*Exercise objective:*
Will you output the entries below exactly, skipping every image they contain?

Records about charts and figures:
'''

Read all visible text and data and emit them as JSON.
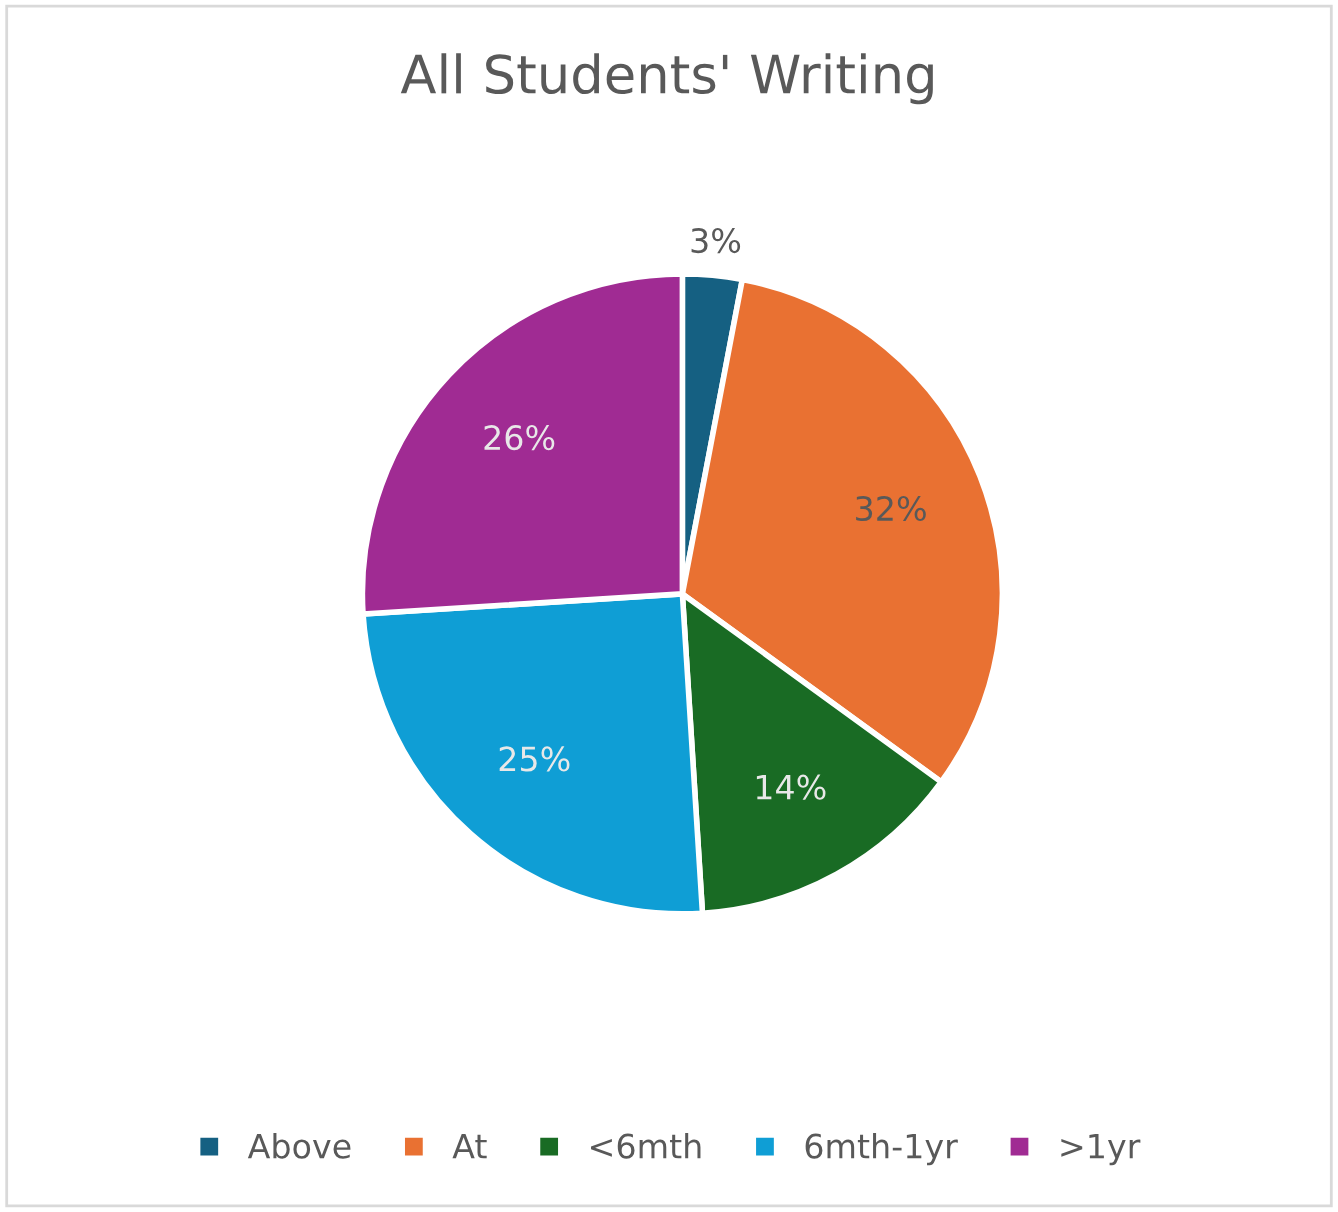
{
  "chart_data": {
    "type": "pie",
    "title": "All Students' Writing",
    "categories": [
      "Above",
      "At",
      "<6mth",
      "6mth-1yr",
      ">1yr"
    ],
    "values": [
      3,
      32,
      14,
      25,
      26
    ],
    "value_labels": [
      "3%",
      "32%",
      "14%",
      "25%",
      "26%"
    ],
    "colors": [
      "#156082",
      "#e97132",
      "#196b24",
      "#0f9ed5",
      "#a02b93"
    ],
    "legend": "bottom"
  }
}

'''

*Solution to this exercise:*
Read all visible text and data and emit them as JSON.
{
  "chart_data": {
    "type": "pie",
    "title": "All Students' Writing",
    "categories": [
      "Above",
      "At",
      "<6mth",
      "6mth-1yr",
      ">1yr"
    ],
    "values": [
      3,
      32,
      14,
      25,
      26
    ],
    "value_labels": [
      "3%",
      "32%",
      "14%",
      "25%",
      "26%"
    ],
    "colors": [
      "#156082",
      "#e97132",
      "#196b24",
      "#0f9ed5",
      "#a02b93"
    ],
    "legend": "bottom"
  }
}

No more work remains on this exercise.